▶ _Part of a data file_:
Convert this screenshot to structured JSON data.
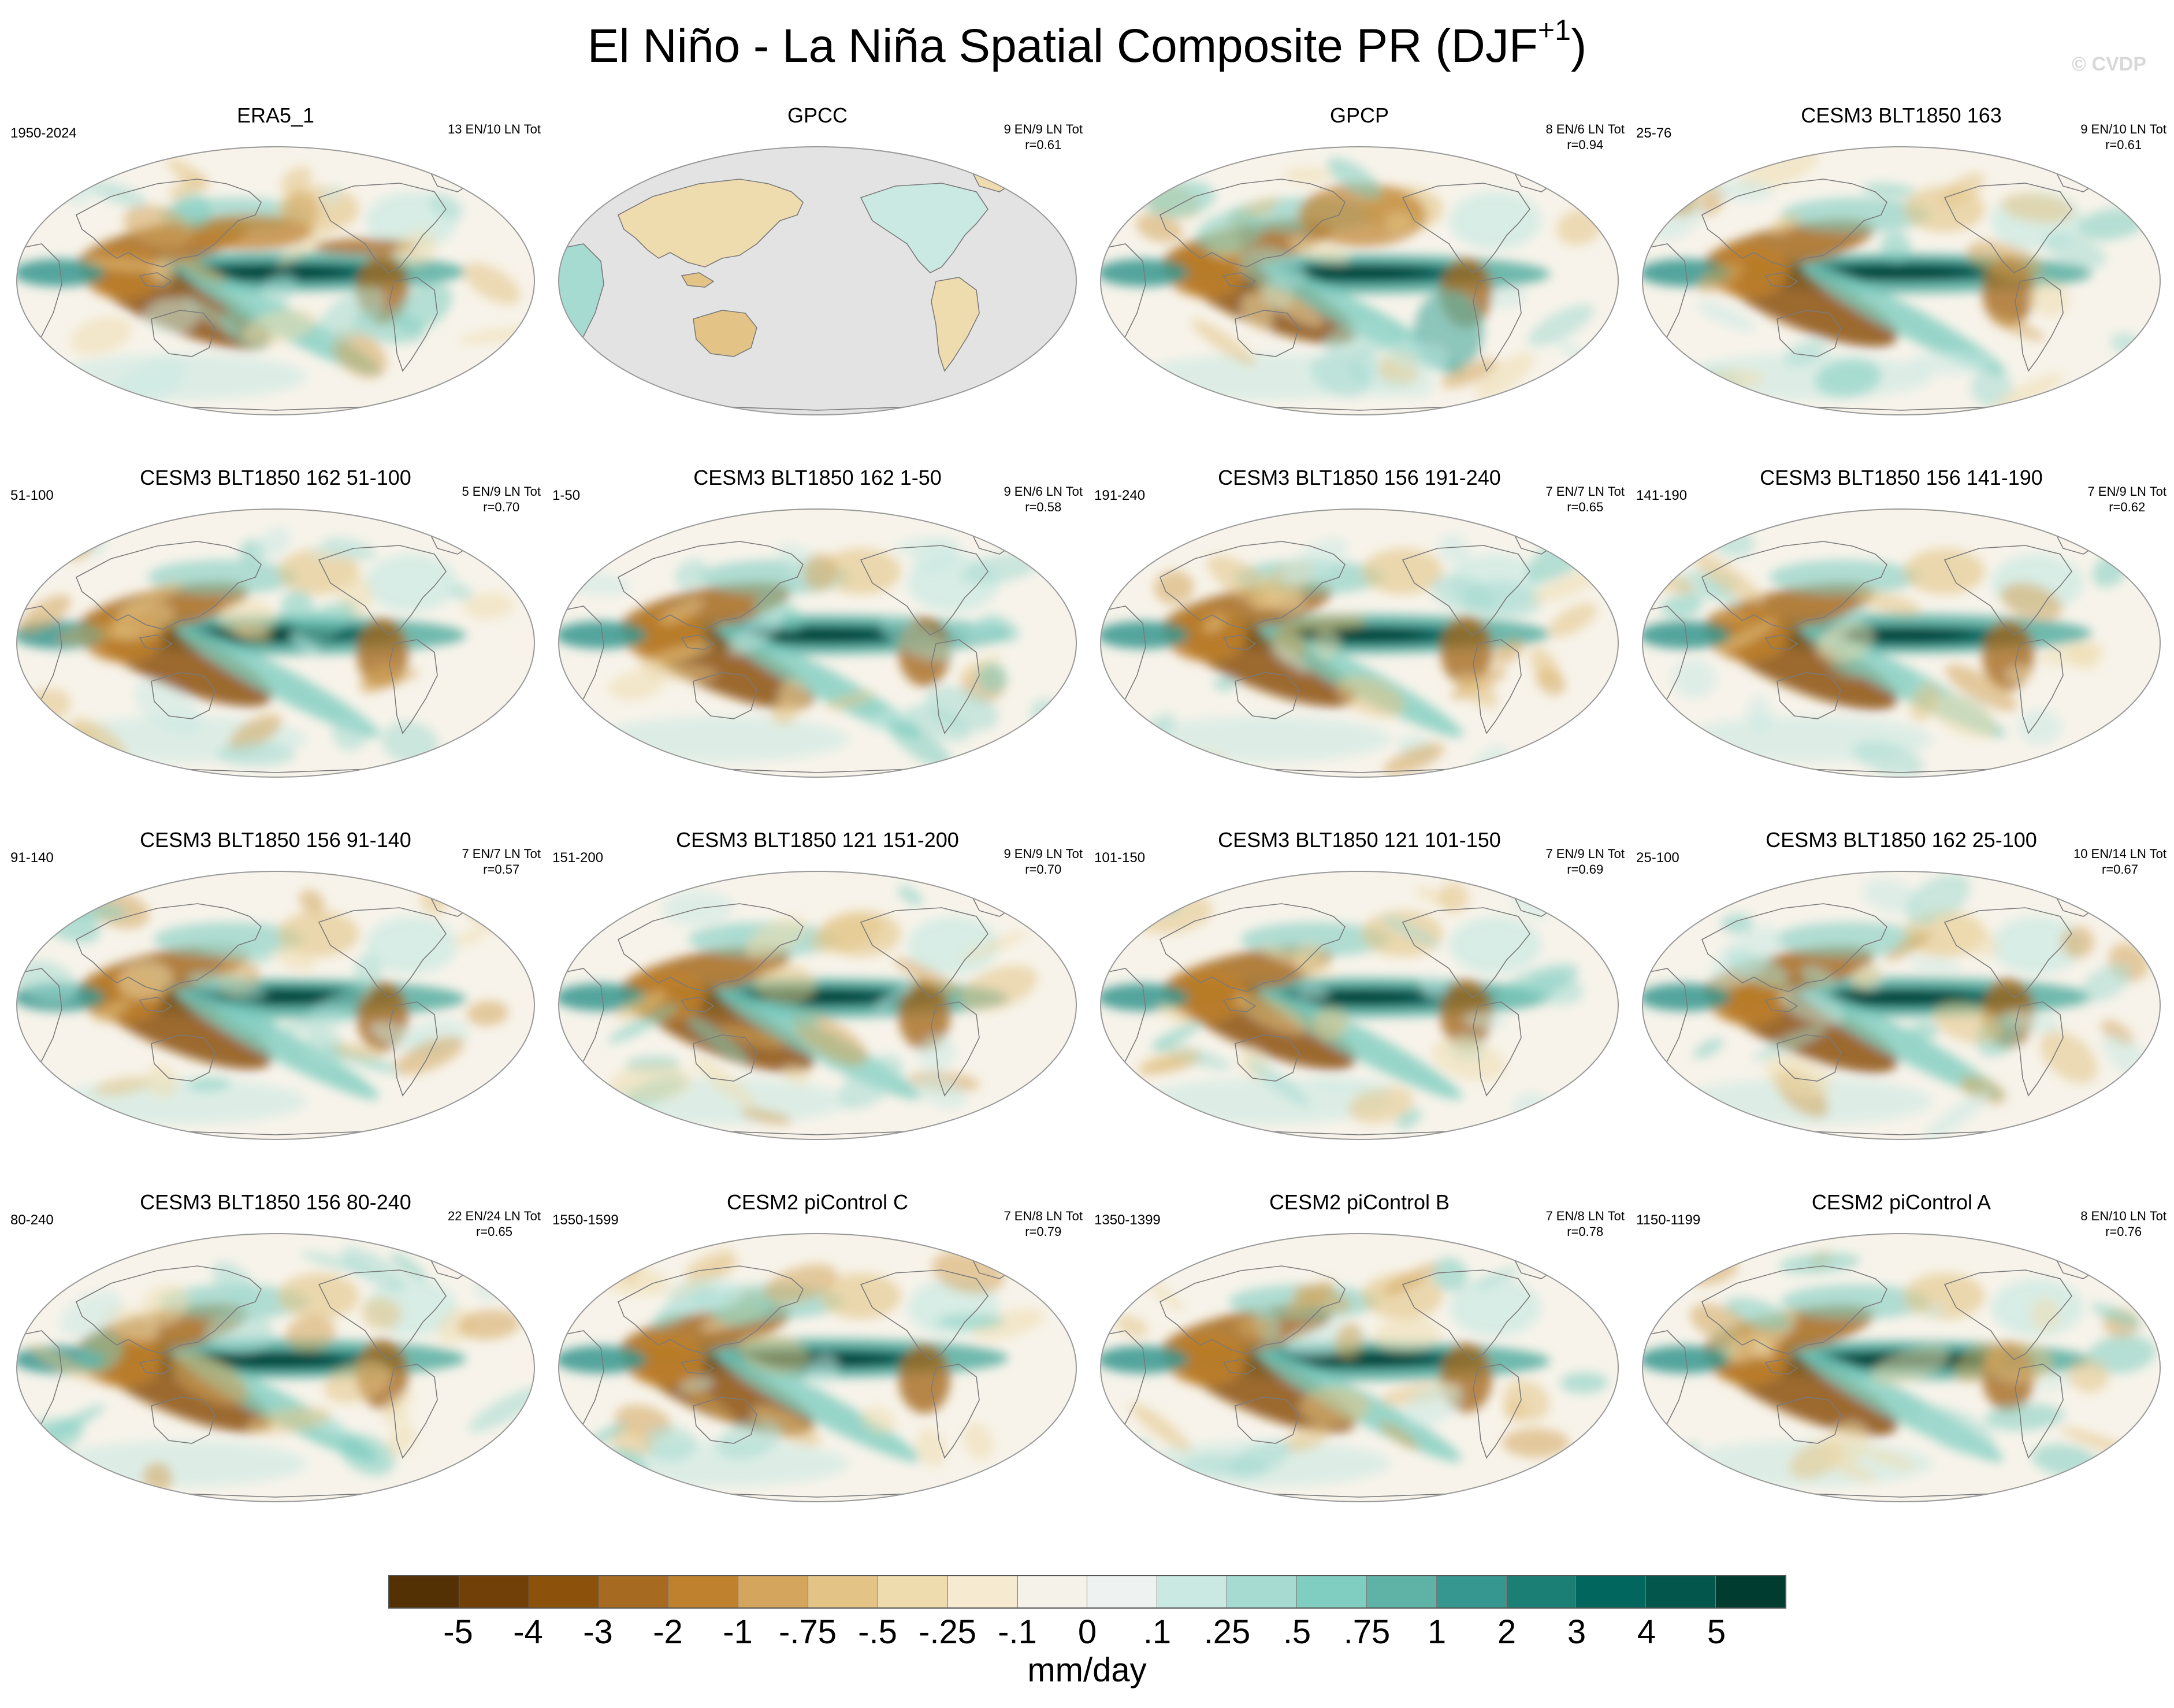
{
  "title": {
    "text": "El Niño - La Niña Spatial Composite PR (DJF",
    "sup": "+1",
    "close": ")"
  },
  "watermark": "© CVDP",
  "colors": {
    "ocean": "#f7f3ea",
    "land_missing": "#e3e3e3",
    "coast": "#7a7a7a",
    "outline": "#999999"
  },
  "panels": [
    {
      "title": "ERA5_1",
      "left": "1950-2024",
      "right": "13 EN/10 LN Tot",
      "r": "",
      "variant": "obs"
    },
    {
      "title": "GPCC",
      "left": "",
      "right": "9 EN/9 LN Tot",
      "r": "r=0.61",
      "variant": "land"
    },
    {
      "title": "GPCP",
      "left": "",
      "right": "8 EN/6 LN Tot",
      "r": "r=0.94",
      "variant": "obs2"
    },
    {
      "title": "CESM3 BLT1850 163",
      "left": "25-76",
      "right": "9 EN/10 LN Tot",
      "r": "r=0.61",
      "variant": "model"
    },
    {
      "title": "CESM3 BLT1850 162 51-100",
      "left": "51-100",
      "right": "5 EN/9 LN Tot",
      "r": "r=0.70",
      "variant": "model"
    },
    {
      "title": "CESM3 BLT1850 162 1-50",
      "left": "1-50",
      "right": "9 EN/6 LN Tot",
      "r": "r=0.58",
      "variant": "model"
    },
    {
      "title": "CESM3 BLT1850 156 191-240",
      "left": "191-240",
      "right": "7 EN/7 LN Tot",
      "r": "r=0.65",
      "variant": "model"
    },
    {
      "title": "CESM3 BLT1850 156 141-190",
      "left": "141-190",
      "right": "7 EN/9 LN Tot",
      "r": "r=0.62",
      "variant": "model"
    },
    {
      "title": "CESM3 BLT1850 156 91-140",
      "left": "91-140",
      "right": "7 EN/7 LN Tot",
      "r": "r=0.57",
      "variant": "model"
    },
    {
      "title": "CESM3 BLT1850 121 151-200",
      "left": "151-200",
      "right": "9 EN/9 LN Tot",
      "r": "r=0.70",
      "variant": "model"
    },
    {
      "title": "CESM3 BLT1850 121 101-150",
      "left": "101-150",
      "right": "7 EN/9 LN Tot",
      "r": "r=0.69",
      "variant": "model"
    },
    {
      "title": "CESM3 BLT1850 162 25-100",
      "left": "25-100",
      "right": "10 EN/14 LN Tot",
      "r": "r=0.67",
      "variant": "model"
    },
    {
      "title": "CESM3 BLT1850 156 80-240",
      "left": "80-240",
      "right": "22 EN/24 LN Tot",
      "r": "r=0.65",
      "variant": "model"
    },
    {
      "title": "CESM2 piControl C",
      "left": "1550-1599",
      "right": "7 EN/8 LN Tot",
      "r": "r=0.79",
      "variant": "model"
    },
    {
      "title": "CESM2 piControl B",
      "left": "1350-1399",
      "right": "7 EN/8 LN Tot",
      "r": "r=0.78",
      "variant": "model"
    },
    {
      "title": "CESM2 piControl A",
      "left": "1150-1199",
      "right": "8 EN/10 LN Tot",
      "r": "r=0.76",
      "variant": "model"
    }
  ],
  "colorbar": {
    "colors": [
      "#543005",
      "#714009",
      "#8c510a",
      "#a66b21",
      "#bf812d",
      "#d4a55d",
      "#e3c486",
      "#efdcae",
      "#f6ebd0",
      "#f5f2ea",
      "#eef3f1",
      "#cbe9e3",
      "#a5dbd1",
      "#80cdc1",
      "#5fb2a6",
      "#35978f",
      "#1c7f76",
      "#01665e",
      "#02564c",
      "#003c30"
    ],
    "ticks": [
      "-5",
      "-4",
      "-3",
      "-2",
      "-1",
      "-.75",
      "-.5",
      "-.25",
      "-.1",
      "0",
      ".1",
      ".25",
      ".5",
      ".75",
      "1",
      "2",
      "3",
      "4",
      "5"
    ],
    "units": "mm/day"
  }
}
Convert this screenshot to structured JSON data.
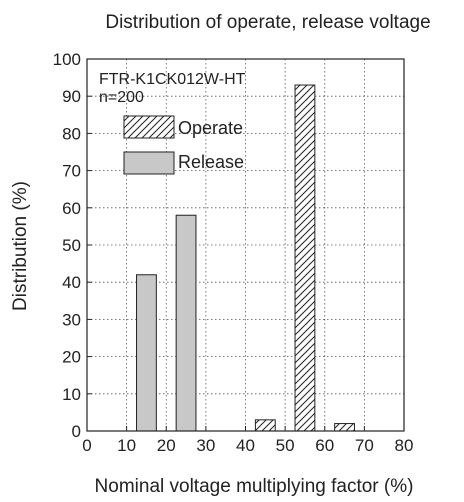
{
  "chart_data": {
    "type": "bar",
    "title": "Distribution of operate, release voltage",
    "xlabel": "Nominal voltage multiplying factor (%)",
    "ylabel": "Distribution (%)",
    "xlim": [
      0,
      80
    ],
    "ylim": [
      0,
      100
    ],
    "xticks": [
      0,
      10,
      20,
      30,
      40,
      50,
      60,
      70,
      80
    ],
    "yticks": [
      0,
      10,
      20,
      30,
      40,
      50,
      60,
      70,
      80,
      90,
      100
    ],
    "grid": true,
    "annotations": [
      "FTR-K1CK012W-HT",
      "n=200"
    ],
    "legend_position": "top-left",
    "series": [
      {
        "name": "Operate",
        "pattern": "hatched",
        "points": [
          {
            "x_from": 40,
            "x_to": 50,
            "value": 3
          },
          {
            "x_from": 50,
            "x_to": 60,
            "value": 93
          },
          {
            "x_from": 60,
            "x_to": 70,
            "value": 2
          }
        ]
      },
      {
        "name": "Release",
        "color": "#c8c8c8",
        "points": [
          {
            "x_from": 10,
            "x_to": 20,
            "value": 42
          },
          {
            "x_from": 20,
            "x_to": 30,
            "value": 58
          }
        ]
      }
    ]
  }
}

▶ _Your goal_: How many lines in the listing above contain "piControl"? Answer with the number alone.

▶ _Solution_: 3